**WHAT IS BEING ASKED:**
Turn every line of the material below into a Markdown table with two columns, Row for a running number and Entry for the line itself, skipping blank lines and leaving the pictures out.

**DATA PROVIDED:**
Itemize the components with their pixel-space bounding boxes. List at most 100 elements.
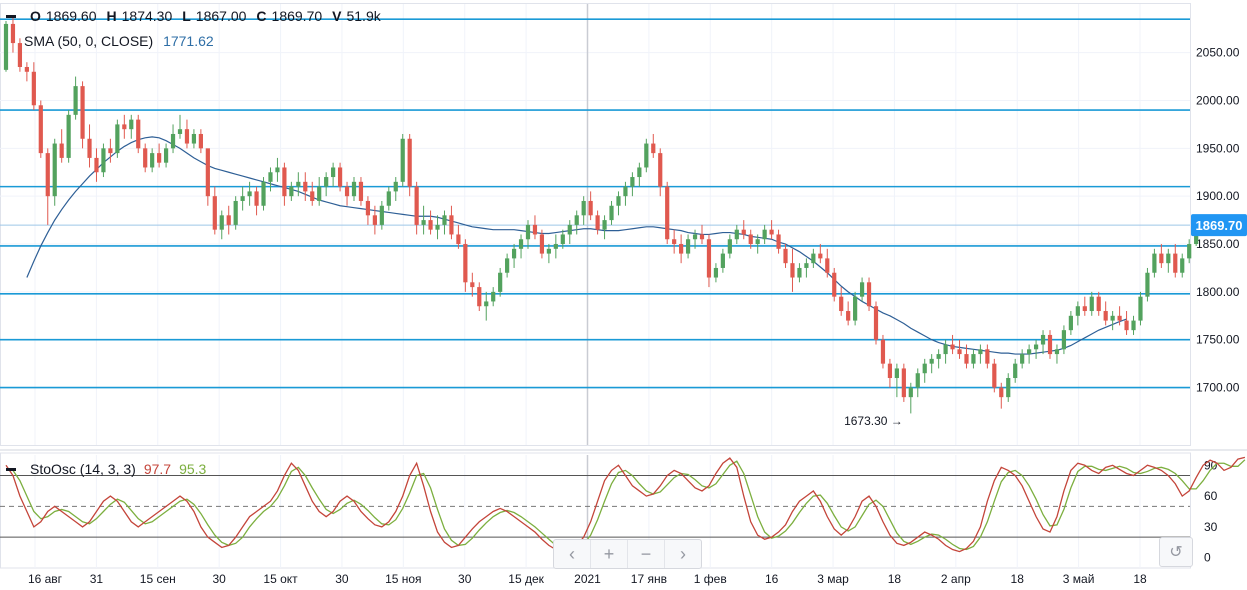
candle-body <box>1082 306 1087 312</box>
candle-body <box>518 239 524 249</box>
candle-body <box>1159 253 1164 264</box>
candle-body <box>122 124 127 130</box>
candle-body <box>163 148 169 163</box>
candle-body <box>331 167 336 178</box>
time-axis-label: 2 апр <box>941 572 971 586</box>
candle-body <box>992 363 997 388</box>
oscillator-axis-label: 60 <box>1204 489 1218 503</box>
candle-body <box>372 215 377 225</box>
candle-body <box>143 148 148 168</box>
candle-body <box>101 148 106 173</box>
candle-body <box>129 119 134 130</box>
candle-body <box>191 133 197 144</box>
scroll-right-button[interactable]: › <box>680 543 686 564</box>
candle-body <box>414 186 419 225</box>
zoom-out-button[interactable]: − <box>628 540 665 568</box>
candle-body <box>470 282 475 288</box>
candle-body <box>727 239 732 254</box>
candle-body <box>846 311 851 321</box>
candle-body <box>839 296 844 312</box>
candle-body <box>45 153 50 197</box>
candle-body <box>699 234 705 240</box>
candle-body <box>588 200 593 216</box>
candle-body <box>477 287 482 307</box>
time-axis-label: 3 мар <box>817 572 849 586</box>
candle-body <box>1152 253 1157 273</box>
candle-body <box>713 267 719 278</box>
candle-body <box>1096 296 1101 312</box>
candle-body <box>498 272 503 292</box>
volume-label: V <box>332 8 342 24</box>
collapse-icon[interactable] <box>6 14 16 18</box>
candle-body <box>150 153 155 168</box>
candle-body <box>136 119 141 149</box>
candle-body <box>748 234 753 245</box>
time-axis-label: 1 фев <box>694 572 727 586</box>
ohlc-legend: O 1869.60 H 1874.30 L 1867.00 C 1869.70 … <box>4 7 391 25</box>
open-label: O <box>30 8 41 24</box>
candle-body <box>435 224 440 230</box>
candle-body <box>344 186 350 197</box>
candle-body <box>1075 306 1080 316</box>
open-value: 1869.60 <box>45 8 97 24</box>
candle-body <box>358 181 364 201</box>
candle-body <box>310 191 315 201</box>
candle-body <box>894 368 899 379</box>
candle-body <box>1006 378 1011 398</box>
time-axis-label: 2021 <box>574 572 601 586</box>
time-axis-label: 15 окт <box>263 572 298 586</box>
candle-body <box>623 186 628 197</box>
candle-body <box>31 71 36 106</box>
candle-body <box>776 234 781 249</box>
candle-body <box>421 220 426 225</box>
candle-body <box>1013 363 1018 379</box>
candle-body <box>957 349 962 355</box>
candle-body <box>964 354 969 364</box>
candle-body <box>240 196 245 201</box>
reset-chart-button[interactable]: ↺ <box>1159 537 1193 567</box>
candle-body <box>581 200 586 216</box>
candle-body <box>811 253 816 264</box>
candle-body <box>219 215 224 230</box>
candle-body <box>1040 334 1046 345</box>
candle-body <box>59 143 64 158</box>
candle-body <box>574 215 579 225</box>
candle-body <box>456 234 461 245</box>
candle-body <box>324 177 329 187</box>
candle-body <box>428 220 433 230</box>
candle-body <box>379 205 384 225</box>
candle-body <box>52 143 57 197</box>
volume-value: 51.9k <box>346 8 381 24</box>
candle-body <box>365 200 371 216</box>
price-axis-label: 1800.00 <box>1196 285 1240 299</box>
candle-body <box>651 143 656 154</box>
candle-body <box>560 234 565 245</box>
candle-body <box>825 258 830 273</box>
sma-legend[interactable]: SMA (50, 0, CLOSE) 1771.62 <box>24 33 214 49</box>
candle-body <box>609 205 614 221</box>
candle-body <box>247 191 252 197</box>
candle-body <box>679 244 684 254</box>
candle-body <box>769 229 774 235</box>
candle-body <box>602 220 607 230</box>
candle-body <box>1145 272 1150 297</box>
candle-body <box>859 282 865 297</box>
stochastic-legend[interactable]: StoOsc (14, 3, 3) 97.7 95.3 <box>4 461 206 477</box>
scroll-left-button[interactable]: ‹ <box>554 540 591 568</box>
candle-body <box>567 224 572 235</box>
candle-body <box>1033 344 1039 350</box>
candle-body <box>449 215 454 235</box>
candle-body <box>170 133 176 149</box>
candle-body <box>915 373 920 388</box>
zoom-in-button[interactable]: + <box>591 540 628 568</box>
candle-body <box>532 224 538 235</box>
candle-body <box>929 358 934 364</box>
price-axis-label: 1900.00 <box>1196 189 1240 203</box>
candle-body <box>1047 334 1053 355</box>
stochastic-d-line <box>6 459 1246 552</box>
low-value: 1867.00 <box>195 8 247 24</box>
candle-body <box>303 181 308 192</box>
collapse-icon[interactable] <box>6 467 16 471</box>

**EXERCISE OUTPUT:**
| Row | Entry |
|---|---|
| 1 | Itemize the components with their pixel-space bounding boxes. List at most 100 elements. |
| 2 | candle-body <box>1082 306 1087 312</box> |
| 3 | candle-body <box>518 239 524 249</box> |
| 4 | candle-body <box>1159 253 1164 264</box> |
| 5 | candle-body <box>122 124 127 130</box> |
| 6 | candle-body <box>163 148 169 163</box> |
| 7 | candle-body <box>331 167 336 178</box> |
| 8 | time-axis-label: 2 апр <box>941 572 971 586</box> |
| 9 | candle-body <box>992 363 997 388</box> |
| 10 | oscillator-axis-label: 60 <box>1204 489 1218 503</box> |
| 11 | candle-body <box>372 215 377 225</box> |
| 12 | candle-body <box>143 148 148 168</box> |
| 13 | candle-body <box>101 148 106 173</box> |
| 14 | candle-body <box>129 119 134 130</box> |
| 15 | candle-body <box>191 133 197 144</box> |
| 16 | scroll-right-button[interactable]: › <box>680 543 686 564</box> |
| 17 | candle-body <box>414 186 419 225</box> |
| 18 | zoom-out-button[interactable]: − <box>628 540 665 568</box> |
| 19 | candle-body <box>470 282 475 288</box> |
| 20 | candle-body <box>727 239 732 254</box> |
| 21 | candle-body <box>846 311 851 321</box> |
| 22 | candle-body <box>839 296 844 312</box> |
| 23 | candle-body <box>45 153 50 197</box> |
| 24 | candle-body <box>699 234 705 240</box> |
| 25 | candle-body <box>588 200 593 216</box> |
| 26 | candle-body <box>477 287 482 307</box> |
| 27 | time-axis-label: 3 мар <box>817 572 849 586</box> |
| 28 | candle-body <box>1152 253 1157 273</box> |
| 29 | candle-body <box>713 267 719 278</box> |
| 30 | candle-body <box>1096 296 1101 312</box> |
| 31 | candle-body <box>498 272 503 292</box> |
| 32 | volume-label: V <box>332 8 342 24</box> |
| 33 | collapse-icon[interactable] <box>6 14 16 18</box> |
| 34 | candle-body <box>150 153 155 168</box> |
| 35 | candle-body <box>136 119 141 149</box> |
| 36 | candle-body <box>748 234 753 245</box> |
| 37 | time-axis-label: 1 фев <box>694 572 727 586</box> |
| 38 | ohlc-legend: O 1869.60 H 1874.30 L 1867.00 C 1869.70 … <box>4 7 391 25</box> |
| 39 | open-label: O <box>30 8 41 24</box> |
| 40 | candle-body <box>435 224 440 230</box> |
| 41 | candle-body <box>344 186 350 197</box> |
| 42 | candle-body <box>1075 306 1080 316</box> |
| 43 | open-value: 1869.60 <box>45 8 97 24</box> |
| 44 | candle-body <box>358 181 364 201</box> |
| 45 | candle-body <box>310 191 315 201</box> |
| 46 | candle-body <box>894 368 899 379</box> |
| 47 | candle-body <box>1006 378 1011 398</box> |
| 48 | time-axis-label: 2021 <box>574 572 601 586</box> |
| 49 | time-axis-label: 15 окт <box>263 572 298 586</box> |
| 50 | candle-body <box>623 186 628 197</box> |
| 51 | candle-body <box>31 71 36 106</box> |
| 52 | candle-body <box>776 234 781 249</box> |
| 53 | candle-body <box>421 220 426 225</box> |
| 54 | candle-body <box>1013 363 1018 379</box> |
| 55 | candle-body <box>957 349 962 355</box> |
| 56 | candle-body <box>964 354 969 364</box> |
| 57 | candle-body <box>240 196 245 201</box> |
| 58 | reset-chart-button[interactable]: ↺ <box>1159 537 1193 567</box> |
| 59 | candle-body <box>581 200 586 216</box> |
| 60 | candle-body <box>811 253 816 264</box> |
| 61 | candle-body <box>219 215 224 230</box> |
| 62 | candle-body <box>1040 334 1046 345</box> |
| 63 | candle-body <box>59 143 64 158</box> |
| 64 | candle-body <box>574 215 579 225</box> |
| 65 | candle-body <box>456 234 461 245</box> |
| 66 | candle-body <box>324 177 329 187</box> |
| 67 | candle-body <box>428 220 433 230</box> |
| 68 | candle-body <box>379 205 384 225</box> |
| 69 | candle-body <box>52 143 57 197</box> |
| 70 | volume-value: 51.9k <box>346 8 381 24</box> |
| 71 | candle-body <box>365 200 371 216</box> |
| 72 | price-axis-label: 1800.00 <box>1196 285 1240 299</box> |
| 73 | candle-body <box>651 143 656 154</box> |
| 74 | candle-body <box>560 234 565 245</box> |
| 75 | candle-body <box>825 258 830 273</box> |
| 76 | sma-legend[interactable]: SMA (50, 0, CLOSE) 1771.62 <box>24 33 214 49</box> |
| 77 | candle-body <box>609 205 614 221</box> |
| 78 | candle-body <box>247 191 252 197</box> |
| 79 | candle-body <box>679 244 684 254</box> |
| 80 | candle-body <box>769 229 774 235</box> |
| 81 | candle-body <box>602 220 607 230</box> |
| 82 | candle-body <box>1145 272 1150 297</box> |
| 83 | candle-body <box>859 282 865 297</box> |
| 84 | stochastic-legend[interactable]: StoOsc (14, 3, 3) 97.7 95.3 <box>4 461 206 477</box> |
| 85 | scroll-left-button[interactable]: ‹ <box>554 540 591 568</box> |
| 86 | candle-body <box>567 224 572 235</box> |
| 87 | candle-body <box>1033 344 1039 350</box> |
| 88 | candle-body <box>449 215 454 235</box> |
| 89 | candle-body <box>170 133 176 149</box> |
| 90 | candle-body <box>915 373 920 388</box> |
| 91 | zoom-in-button[interactable]: + <box>591 540 628 568</box> |
| 92 | candle-body <box>532 224 538 235</box> |
| 93 | candle-body <box>929 358 934 364</box> |
| 94 | price-axis-label: 1900.00 <box>1196 189 1240 203</box> |
| 95 | candle-body <box>1047 334 1053 355</box> |
| 96 | stochastic-d-line <box>6 459 1246 552</box> |
| 97 | low-value: 1867.00 <box>195 8 247 24</box> |
| 98 | candle-body <box>303 181 308 192</box> |
| 99 | collapse-icon[interactable] <box>6 467 16 471</box> |